** START **

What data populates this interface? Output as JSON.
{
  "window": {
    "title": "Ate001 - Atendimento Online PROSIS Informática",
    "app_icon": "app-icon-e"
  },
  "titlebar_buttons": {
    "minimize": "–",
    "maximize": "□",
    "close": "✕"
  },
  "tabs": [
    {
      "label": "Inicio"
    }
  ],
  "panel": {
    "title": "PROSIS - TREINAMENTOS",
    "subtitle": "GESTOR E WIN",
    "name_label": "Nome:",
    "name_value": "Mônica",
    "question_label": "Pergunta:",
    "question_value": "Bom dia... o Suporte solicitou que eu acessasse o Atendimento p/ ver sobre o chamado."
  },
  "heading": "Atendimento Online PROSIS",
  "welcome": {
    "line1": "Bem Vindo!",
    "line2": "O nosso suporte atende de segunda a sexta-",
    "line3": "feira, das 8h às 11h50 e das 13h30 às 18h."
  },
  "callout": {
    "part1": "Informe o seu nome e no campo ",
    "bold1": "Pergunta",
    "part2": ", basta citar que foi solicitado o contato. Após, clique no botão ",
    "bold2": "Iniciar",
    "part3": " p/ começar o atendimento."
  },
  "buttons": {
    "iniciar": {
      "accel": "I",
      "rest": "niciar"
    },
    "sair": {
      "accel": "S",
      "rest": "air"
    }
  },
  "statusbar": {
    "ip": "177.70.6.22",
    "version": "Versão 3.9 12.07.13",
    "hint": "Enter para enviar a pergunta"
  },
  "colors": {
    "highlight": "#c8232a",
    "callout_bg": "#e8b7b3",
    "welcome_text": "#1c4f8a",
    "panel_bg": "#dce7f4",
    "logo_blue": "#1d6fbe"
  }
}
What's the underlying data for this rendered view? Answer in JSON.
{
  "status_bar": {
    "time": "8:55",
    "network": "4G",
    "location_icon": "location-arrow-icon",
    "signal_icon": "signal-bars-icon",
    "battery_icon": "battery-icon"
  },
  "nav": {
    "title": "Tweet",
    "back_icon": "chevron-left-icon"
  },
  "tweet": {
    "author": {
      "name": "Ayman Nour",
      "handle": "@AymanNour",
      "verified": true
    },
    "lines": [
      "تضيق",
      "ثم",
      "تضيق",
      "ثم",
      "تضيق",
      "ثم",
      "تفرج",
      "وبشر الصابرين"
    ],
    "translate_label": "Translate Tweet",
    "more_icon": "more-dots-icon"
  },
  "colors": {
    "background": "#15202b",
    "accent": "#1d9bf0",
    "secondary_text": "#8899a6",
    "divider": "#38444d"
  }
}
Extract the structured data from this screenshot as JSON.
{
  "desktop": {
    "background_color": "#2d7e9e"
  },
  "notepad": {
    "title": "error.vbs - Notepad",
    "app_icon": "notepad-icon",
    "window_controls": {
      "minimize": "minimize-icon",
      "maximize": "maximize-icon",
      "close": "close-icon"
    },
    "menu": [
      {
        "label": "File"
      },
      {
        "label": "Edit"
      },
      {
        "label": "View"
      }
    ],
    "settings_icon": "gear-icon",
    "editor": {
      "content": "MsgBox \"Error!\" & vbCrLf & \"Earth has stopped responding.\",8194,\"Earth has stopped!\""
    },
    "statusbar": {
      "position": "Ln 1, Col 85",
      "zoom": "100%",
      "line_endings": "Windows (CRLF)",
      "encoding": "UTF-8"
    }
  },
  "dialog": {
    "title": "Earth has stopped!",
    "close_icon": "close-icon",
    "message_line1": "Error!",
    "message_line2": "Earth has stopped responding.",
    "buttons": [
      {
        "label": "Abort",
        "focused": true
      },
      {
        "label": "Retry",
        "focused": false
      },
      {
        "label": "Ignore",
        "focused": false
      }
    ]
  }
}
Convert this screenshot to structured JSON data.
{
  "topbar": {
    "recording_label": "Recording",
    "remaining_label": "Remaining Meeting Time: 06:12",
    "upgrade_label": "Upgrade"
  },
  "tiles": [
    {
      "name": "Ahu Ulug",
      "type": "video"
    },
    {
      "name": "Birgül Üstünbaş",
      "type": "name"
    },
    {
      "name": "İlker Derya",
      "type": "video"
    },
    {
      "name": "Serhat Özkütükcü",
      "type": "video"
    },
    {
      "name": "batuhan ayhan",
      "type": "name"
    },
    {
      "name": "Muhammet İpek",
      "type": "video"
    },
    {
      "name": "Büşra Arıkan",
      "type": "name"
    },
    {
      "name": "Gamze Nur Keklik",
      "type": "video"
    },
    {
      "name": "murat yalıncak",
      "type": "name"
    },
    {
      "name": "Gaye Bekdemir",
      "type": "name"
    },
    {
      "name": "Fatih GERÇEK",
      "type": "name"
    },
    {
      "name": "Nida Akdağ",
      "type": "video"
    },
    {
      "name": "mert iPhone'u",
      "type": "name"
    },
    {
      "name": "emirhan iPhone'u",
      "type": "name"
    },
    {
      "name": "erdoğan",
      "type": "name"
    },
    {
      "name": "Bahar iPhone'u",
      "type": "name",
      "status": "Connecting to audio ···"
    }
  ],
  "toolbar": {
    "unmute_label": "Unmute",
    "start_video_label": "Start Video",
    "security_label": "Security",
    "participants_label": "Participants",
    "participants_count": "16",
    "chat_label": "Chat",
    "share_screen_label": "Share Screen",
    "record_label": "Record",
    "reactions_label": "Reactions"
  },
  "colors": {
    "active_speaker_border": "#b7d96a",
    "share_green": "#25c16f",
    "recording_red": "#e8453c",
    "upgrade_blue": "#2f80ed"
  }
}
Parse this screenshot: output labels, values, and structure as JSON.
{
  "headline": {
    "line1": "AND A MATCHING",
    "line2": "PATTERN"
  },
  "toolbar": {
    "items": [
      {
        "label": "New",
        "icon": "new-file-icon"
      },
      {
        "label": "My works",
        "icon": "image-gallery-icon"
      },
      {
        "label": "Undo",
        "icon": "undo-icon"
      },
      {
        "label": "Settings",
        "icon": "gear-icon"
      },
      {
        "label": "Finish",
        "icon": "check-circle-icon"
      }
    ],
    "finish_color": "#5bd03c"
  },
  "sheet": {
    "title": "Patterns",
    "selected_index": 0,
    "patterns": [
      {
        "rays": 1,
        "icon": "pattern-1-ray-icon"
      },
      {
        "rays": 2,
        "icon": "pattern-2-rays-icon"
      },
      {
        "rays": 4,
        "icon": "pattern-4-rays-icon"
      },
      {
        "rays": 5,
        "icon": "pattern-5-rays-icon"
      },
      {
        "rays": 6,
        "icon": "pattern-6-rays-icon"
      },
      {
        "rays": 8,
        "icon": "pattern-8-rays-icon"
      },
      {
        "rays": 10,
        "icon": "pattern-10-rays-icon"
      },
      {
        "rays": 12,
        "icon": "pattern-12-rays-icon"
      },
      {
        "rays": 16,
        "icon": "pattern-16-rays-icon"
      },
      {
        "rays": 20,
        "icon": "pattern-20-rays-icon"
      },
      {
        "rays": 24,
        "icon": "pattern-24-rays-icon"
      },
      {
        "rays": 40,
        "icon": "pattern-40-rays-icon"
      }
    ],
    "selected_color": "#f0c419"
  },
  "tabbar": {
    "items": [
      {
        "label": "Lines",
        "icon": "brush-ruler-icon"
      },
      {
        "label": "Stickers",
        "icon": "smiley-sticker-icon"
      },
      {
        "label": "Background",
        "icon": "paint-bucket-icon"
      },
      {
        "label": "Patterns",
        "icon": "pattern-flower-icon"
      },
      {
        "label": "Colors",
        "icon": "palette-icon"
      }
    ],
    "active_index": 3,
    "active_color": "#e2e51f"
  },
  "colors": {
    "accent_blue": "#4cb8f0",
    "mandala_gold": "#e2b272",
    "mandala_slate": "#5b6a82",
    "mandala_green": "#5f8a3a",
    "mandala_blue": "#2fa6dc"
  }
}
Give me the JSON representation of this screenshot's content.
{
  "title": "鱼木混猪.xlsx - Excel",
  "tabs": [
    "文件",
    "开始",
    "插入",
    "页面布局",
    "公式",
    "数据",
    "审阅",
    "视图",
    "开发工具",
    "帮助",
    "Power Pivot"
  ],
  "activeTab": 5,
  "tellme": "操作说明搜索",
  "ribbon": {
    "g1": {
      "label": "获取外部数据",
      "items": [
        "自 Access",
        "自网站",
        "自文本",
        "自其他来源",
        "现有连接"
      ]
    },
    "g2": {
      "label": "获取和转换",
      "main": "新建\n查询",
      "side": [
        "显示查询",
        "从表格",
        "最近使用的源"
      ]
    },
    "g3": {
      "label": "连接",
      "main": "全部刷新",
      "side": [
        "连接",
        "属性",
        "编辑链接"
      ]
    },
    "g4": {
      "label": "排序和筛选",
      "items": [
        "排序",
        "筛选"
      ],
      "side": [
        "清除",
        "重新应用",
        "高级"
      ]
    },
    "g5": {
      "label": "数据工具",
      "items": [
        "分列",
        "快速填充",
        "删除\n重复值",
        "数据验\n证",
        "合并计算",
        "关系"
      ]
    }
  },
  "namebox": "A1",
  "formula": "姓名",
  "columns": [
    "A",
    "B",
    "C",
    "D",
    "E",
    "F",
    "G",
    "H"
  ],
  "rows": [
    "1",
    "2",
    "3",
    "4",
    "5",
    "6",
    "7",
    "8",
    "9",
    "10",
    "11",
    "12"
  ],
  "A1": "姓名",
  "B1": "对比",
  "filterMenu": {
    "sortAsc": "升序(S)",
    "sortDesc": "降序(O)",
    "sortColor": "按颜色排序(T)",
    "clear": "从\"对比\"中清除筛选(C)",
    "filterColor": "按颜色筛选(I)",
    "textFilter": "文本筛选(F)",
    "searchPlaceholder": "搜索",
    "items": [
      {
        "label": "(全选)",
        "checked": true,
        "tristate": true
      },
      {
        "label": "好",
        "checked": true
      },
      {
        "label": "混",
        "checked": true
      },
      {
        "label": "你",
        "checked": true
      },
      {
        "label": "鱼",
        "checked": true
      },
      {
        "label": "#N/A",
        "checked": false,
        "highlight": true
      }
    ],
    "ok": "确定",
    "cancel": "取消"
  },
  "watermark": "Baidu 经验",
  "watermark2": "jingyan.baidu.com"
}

** END **

● REQUEST
Select every line of the records holding the string "screenshot".

● FULL ANSWER
Extract the structured data from this screenshot as JSON.
Convert this screenshot to structured JSON data.
Parse this screenshot: output labels, values, and structure as JSON.
Give me the JSON representation of this screenshot's content.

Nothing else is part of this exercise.